## What the exercise asks
Output the records exactly as they appear, with no pictures included.

## Input rows
___
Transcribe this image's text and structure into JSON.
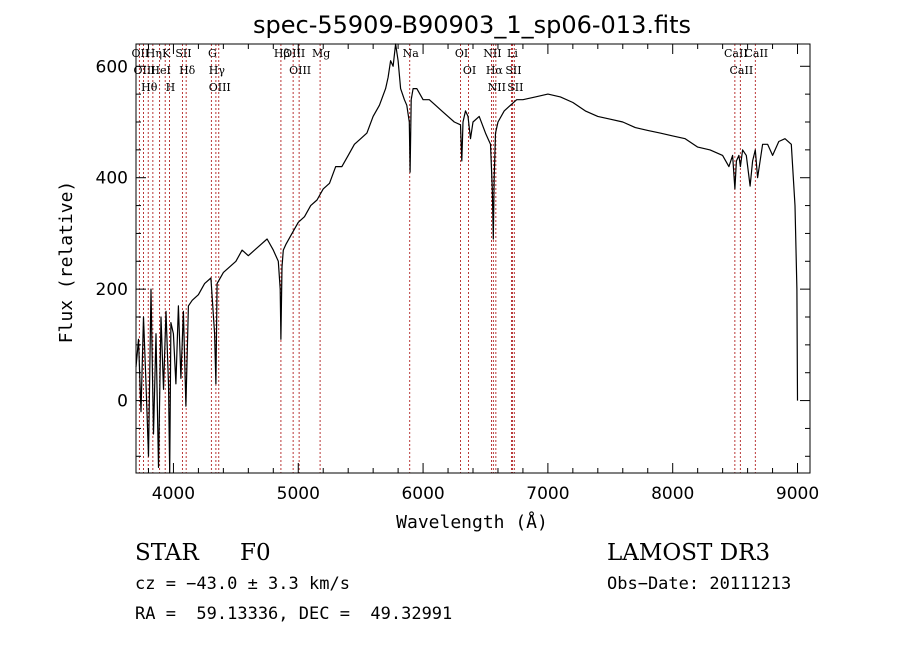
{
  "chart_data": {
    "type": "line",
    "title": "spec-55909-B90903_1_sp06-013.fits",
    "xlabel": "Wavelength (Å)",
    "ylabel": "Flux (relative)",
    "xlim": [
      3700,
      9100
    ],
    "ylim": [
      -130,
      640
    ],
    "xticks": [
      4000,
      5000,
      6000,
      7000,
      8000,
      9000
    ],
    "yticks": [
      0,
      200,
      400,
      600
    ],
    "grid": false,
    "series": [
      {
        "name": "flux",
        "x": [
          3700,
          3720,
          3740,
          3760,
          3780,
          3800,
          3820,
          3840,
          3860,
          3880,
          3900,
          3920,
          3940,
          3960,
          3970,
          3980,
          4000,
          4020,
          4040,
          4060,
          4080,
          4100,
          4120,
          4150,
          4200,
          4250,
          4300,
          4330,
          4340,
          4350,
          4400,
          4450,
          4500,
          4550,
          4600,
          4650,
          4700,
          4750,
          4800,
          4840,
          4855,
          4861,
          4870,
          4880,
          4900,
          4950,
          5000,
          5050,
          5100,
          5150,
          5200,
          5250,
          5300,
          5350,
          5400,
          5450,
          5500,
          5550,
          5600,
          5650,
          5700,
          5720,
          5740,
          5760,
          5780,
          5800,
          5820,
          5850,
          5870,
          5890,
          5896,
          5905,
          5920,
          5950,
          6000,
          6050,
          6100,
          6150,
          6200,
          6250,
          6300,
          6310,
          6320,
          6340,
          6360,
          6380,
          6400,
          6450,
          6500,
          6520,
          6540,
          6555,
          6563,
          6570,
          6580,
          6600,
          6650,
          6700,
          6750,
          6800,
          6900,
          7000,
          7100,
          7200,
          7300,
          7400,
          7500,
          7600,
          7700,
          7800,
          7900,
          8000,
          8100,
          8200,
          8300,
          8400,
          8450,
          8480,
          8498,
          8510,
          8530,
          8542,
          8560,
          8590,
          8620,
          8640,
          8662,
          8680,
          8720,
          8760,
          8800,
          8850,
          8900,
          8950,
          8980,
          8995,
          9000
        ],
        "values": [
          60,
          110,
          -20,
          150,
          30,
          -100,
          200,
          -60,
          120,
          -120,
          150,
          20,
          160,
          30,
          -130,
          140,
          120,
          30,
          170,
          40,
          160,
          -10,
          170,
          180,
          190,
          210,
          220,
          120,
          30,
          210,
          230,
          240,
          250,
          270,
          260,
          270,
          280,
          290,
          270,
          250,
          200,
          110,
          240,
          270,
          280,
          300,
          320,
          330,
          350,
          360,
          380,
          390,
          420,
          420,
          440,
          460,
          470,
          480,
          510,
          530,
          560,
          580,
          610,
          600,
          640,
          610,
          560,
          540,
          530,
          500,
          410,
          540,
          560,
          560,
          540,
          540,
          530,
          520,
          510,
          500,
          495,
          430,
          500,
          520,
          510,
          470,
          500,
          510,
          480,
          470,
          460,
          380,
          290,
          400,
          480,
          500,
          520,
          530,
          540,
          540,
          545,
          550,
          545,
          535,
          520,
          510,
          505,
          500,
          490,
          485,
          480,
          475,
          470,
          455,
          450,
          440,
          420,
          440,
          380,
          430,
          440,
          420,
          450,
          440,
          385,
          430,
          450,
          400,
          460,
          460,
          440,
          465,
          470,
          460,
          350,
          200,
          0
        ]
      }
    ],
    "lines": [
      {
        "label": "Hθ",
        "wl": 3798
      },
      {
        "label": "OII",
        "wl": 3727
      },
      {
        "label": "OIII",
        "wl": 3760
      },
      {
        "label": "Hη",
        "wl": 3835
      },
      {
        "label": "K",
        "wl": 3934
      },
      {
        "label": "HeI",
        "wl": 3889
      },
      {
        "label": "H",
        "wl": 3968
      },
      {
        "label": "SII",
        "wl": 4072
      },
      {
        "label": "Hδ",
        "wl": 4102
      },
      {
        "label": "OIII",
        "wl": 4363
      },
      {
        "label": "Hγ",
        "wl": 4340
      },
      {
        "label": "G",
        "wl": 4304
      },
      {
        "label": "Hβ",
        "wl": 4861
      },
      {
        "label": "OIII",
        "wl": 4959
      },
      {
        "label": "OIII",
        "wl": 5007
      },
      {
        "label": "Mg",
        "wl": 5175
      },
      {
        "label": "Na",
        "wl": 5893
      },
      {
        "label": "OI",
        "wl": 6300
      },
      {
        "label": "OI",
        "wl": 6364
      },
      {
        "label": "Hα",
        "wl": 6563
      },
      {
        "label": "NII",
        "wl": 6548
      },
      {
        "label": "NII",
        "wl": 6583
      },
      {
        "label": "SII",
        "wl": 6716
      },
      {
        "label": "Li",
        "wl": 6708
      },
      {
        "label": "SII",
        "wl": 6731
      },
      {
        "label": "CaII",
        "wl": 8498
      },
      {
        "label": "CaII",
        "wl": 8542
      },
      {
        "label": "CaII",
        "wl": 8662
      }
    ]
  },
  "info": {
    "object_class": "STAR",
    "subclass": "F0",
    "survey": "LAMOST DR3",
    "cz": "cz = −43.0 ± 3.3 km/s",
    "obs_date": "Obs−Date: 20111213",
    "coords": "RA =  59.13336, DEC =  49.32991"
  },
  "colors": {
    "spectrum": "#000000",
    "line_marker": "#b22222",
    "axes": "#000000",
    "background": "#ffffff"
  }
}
___
## Full response
Transcribe this image's text and structure into JSON.
{
  "chart_data": {
    "type": "line",
    "title": "spec-55909-B90903_1_sp06-013.fits",
    "xlabel": "Wavelength (Å)",
    "ylabel": "Flux (relative)",
    "xlim": [
      3700,
      9100
    ],
    "ylim": [
      -130,
      640
    ],
    "xticks": [
      4000,
      5000,
      6000,
      7000,
      8000,
      9000
    ],
    "yticks": [
      0,
      200,
      400,
      600
    ],
    "grid": false,
    "series": [
      {
        "name": "flux",
        "x": [
          3700,
          3720,
          3740,
          3760,
          3780,
          3800,
          3820,
          3840,
          3860,
          3880,
          3900,
          3920,
          3940,
          3960,
          3970,
          3980,
          4000,
          4020,
          4040,
          4060,
          4080,
          4100,
          4120,
          4150,
          4200,
          4250,
          4300,
          4330,
          4340,
          4350,
          4400,
          4450,
          4500,
          4550,
          4600,
          4650,
          4700,
          4750,
          4800,
          4840,
          4855,
          4861,
          4870,
          4880,
          4900,
          4950,
          5000,
          5050,
          5100,
          5150,
          5200,
          5250,
          5300,
          5350,
          5400,
          5450,
          5500,
          5550,
          5600,
          5650,
          5700,
          5720,
          5740,
          5760,
          5780,
          5800,
          5820,
          5850,
          5870,
          5890,
          5896,
          5905,
          5920,
          5950,
          6000,
          6050,
          6100,
          6150,
          6200,
          6250,
          6300,
          6310,
          6320,
          6340,
          6360,
          6380,
          6400,
          6450,
          6500,
          6520,
          6540,
          6555,
          6563,
          6570,
          6580,
          6600,
          6650,
          6700,
          6750,
          6800,
          6900,
          7000,
          7100,
          7200,
          7300,
          7400,
          7500,
          7600,
          7700,
          7800,
          7900,
          8000,
          8100,
          8200,
          8300,
          8400,
          8450,
          8480,
          8498,
          8510,
          8530,
          8542,
          8560,
          8590,
          8620,
          8640,
          8662,
          8680,
          8720,
          8760,
          8800,
          8850,
          8900,
          8950,
          8980,
          8995,
          9000
        ],
        "values": [
          60,
          110,
          -20,
          150,
          30,
          -100,
          200,
          -60,
          120,
          -120,
          150,
          20,
          160,
          30,
          -130,
          140,
          120,
          30,
          170,
          40,
          160,
          -10,
          170,
          180,
          190,
          210,
          220,
          120,
          30,
          210,
          230,
          240,
          250,
          270,
          260,
          270,
          280,
          290,
          270,
          250,
          200,
          110,
          240,
          270,
          280,
          300,
          320,
          330,
          350,
          360,
          380,
          390,
          420,
          420,
          440,
          460,
          470,
          480,
          510,
          530,
          560,
          580,
          610,
          600,
          640,
          610,
          560,
          540,
          530,
          500,
          410,
          540,
          560,
          560,
          540,
          540,
          530,
          520,
          510,
          500,
          495,
          430,
          500,
          520,
          510,
          470,
          500,
          510,
          480,
          470,
          460,
          380,
          290,
          400,
          480,
          500,
          520,
          530,
          540,
          540,
          545,
          550,
          545,
          535,
          520,
          510,
          505,
          500,
          490,
          485,
          480,
          475,
          470,
          455,
          450,
          440,
          420,
          440,
          380,
          430,
          440,
          420,
          450,
          440,
          385,
          430,
          450,
          400,
          460,
          460,
          440,
          465,
          470,
          460,
          350,
          200,
          0
        ]
      }
    ],
    "lines": [
      {
        "label": "Hθ",
        "wl": 3798
      },
      {
        "label": "OII",
        "wl": 3727
      },
      {
        "label": "OIII",
        "wl": 3760
      },
      {
        "label": "Hη",
        "wl": 3835
      },
      {
        "label": "K",
        "wl": 3934
      },
      {
        "label": "HeI",
        "wl": 3889
      },
      {
        "label": "H",
        "wl": 3968
      },
      {
        "label": "SII",
        "wl": 4072
      },
      {
        "label": "Hδ",
        "wl": 4102
      },
      {
        "label": "OIII",
        "wl": 4363
      },
      {
        "label": "Hγ",
        "wl": 4340
      },
      {
        "label": "G",
        "wl": 4304
      },
      {
        "label": "Hβ",
        "wl": 4861
      },
      {
        "label": "OIII",
        "wl": 4959
      },
      {
        "label": "OIII",
        "wl": 5007
      },
      {
        "label": "Mg",
        "wl": 5175
      },
      {
        "label": "Na",
        "wl": 5893
      },
      {
        "label": "OI",
        "wl": 6300
      },
      {
        "label": "OI",
        "wl": 6364
      },
      {
        "label": "Hα",
        "wl": 6563
      },
      {
        "label": "NII",
        "wl": 6548
      },
      {
        "label": "NII",
        "wl": 6583
      },
      {
        "label": "SII",
        "wl": 6716
      },
      {
        "label": "Li",
        "wl": 6708
      },
      {
        "label": "SII",
        "wl": 6731
      },
      {
        "label": "CaII",
        "wl": 8498
      },
      {
        "label": "CaII",
        "wl": 8542
      },
      {
        "label": "CaII",
        "wl": 8662
      }
    ]
  },
  "info": {
    "object_class": "STAR",
    "subclass": "F0",
    "survey": "LAMOST DR3",
    "cz": "cz = −43.0 ± 3.3 km/s",
    "obs_date": "Obs−Date: 20111213",
    "coords": "RA =  59.13336, DEC =  49.32991"
  },
  "colors": {
    "spectrum": "#000000",
    "line_marker": "#b22222",
    "axes": "#000000",
    "background": "#ffffff"
  }
}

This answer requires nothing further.